**Source material:**
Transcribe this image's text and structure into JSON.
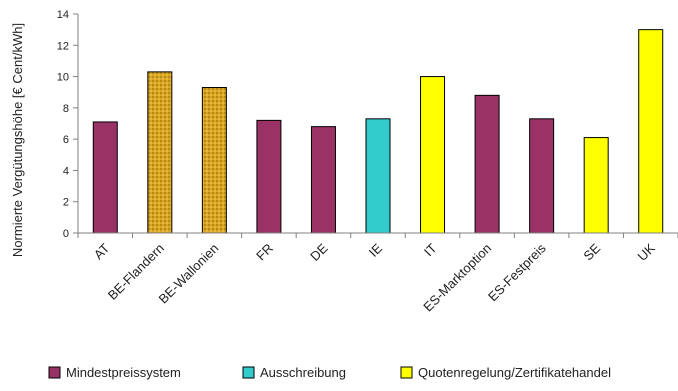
{
  "chart_data": {
    "type": "bar",
    "ylabel": "Normierte Vergütungshöhe [€ Cent/kWh]",
    "ylim": [
      0,
      14
    ],
    "yticks": [
      0,
      2,
      4,
      6,
      8,
      10,
      12,
      14
    ],
    "grid": false,
    "categories": [
      "AT",
      "BE-Flandern",
      "BE-Wallonien",
      "FR",
      "DE",
      "IE",
      "IT",
      "ES-Marktoption",
      "ES-Festpreis",
      "SE",
      "UK"
    ],
    "values": [
      7.1,
      10.3,
      9.3,
      7.2,
      6.8,
      7.3,
      10.0,
      8.8,
      7.3,
      6.1,
      13.0
    ],
    "bar_types": [
      "mindest",
      "quote-hatched",
      "quote-hatched",
      "mindest",
      "mindest",
      "ausschreibung",
      "quote",
      "mindest",
      "mindest",
      "quote",
      "quote"
    ],
    "colors": {
      "mindest": "#993366",
      "ausschreibung": "#33CCCC",
      "quote": "#FFFF00",
      "quote-hatched": "#DAA520",
      "axis": "#808080"
    },
    "legend_position": "bottom",
    "legend": [
      {
        "key": "mindest",
        "label": "Mindestpreissystem"
      },
      {
        "key": "ausschreibung",
        "label": "Ausschreibung"
      },
      {
        "key": "quote",
        "label": "Quotenregelung/Zertifikatehandel"
      }
    ]
  }
}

**Challenge:**
Give every record back exactly as it reads, with no images.

**Finished exercise:**
Transcribe this image's text and structure into JSON.
{
  "chart_data": {
    "type": "bar",
    "ylabel": "Normierte Vergütungshöhe [€ Cent/kWh]",
    "ylim": [
      0,
      14
    ],
    "yticks": [
      0,
      2,
      4,
      6,
      8,
      10,
      12,
      14
    ],
    "grid": false,
    "categories": [
      "AT",
      "BE-Flandern",
      "BE-Wallonien",
      "FR",
      "DE",
      "IE",
      "IT",
      "ES-Marktoption",
      "ES-Festpreis",
      "SE",
      "UK"
    ],
    "values": [
      7.1,
      10.3,
      9.3,
      7.2,
      6.8,
      7.3,
      10.0,
      8.8,
      7.3,
      6.1,
      13.0
    ],
    "bar_types": [
      "mindest",
      "quote-hatched",
      "quote-hatched",
      "mindest",
      "mindest",
      "ausschreibung",
      "quote",
      "mindest",
      "mindest",
      "quote",
      "quote"
    ],
    "colors": {
      "mindest": "#993366",
      "ausschreibung": "#33CCCC",
      "quote": "#FFFF00",
      "quote-hatched": "#DAA520",
      "axis": "#808080"
    },
    "legend_position": "bottom",
    "legend": [
      {
        "key": "mindest",
        "label": "Mindestpreissystem"
      },
      {
        "key": "ausschreibung",
        "label": "Ausschreibung"
      },
      {
        "key": "quote",
        "label": "Quotenregelung/Zertifikatehandel"
      }
    ]
  }
}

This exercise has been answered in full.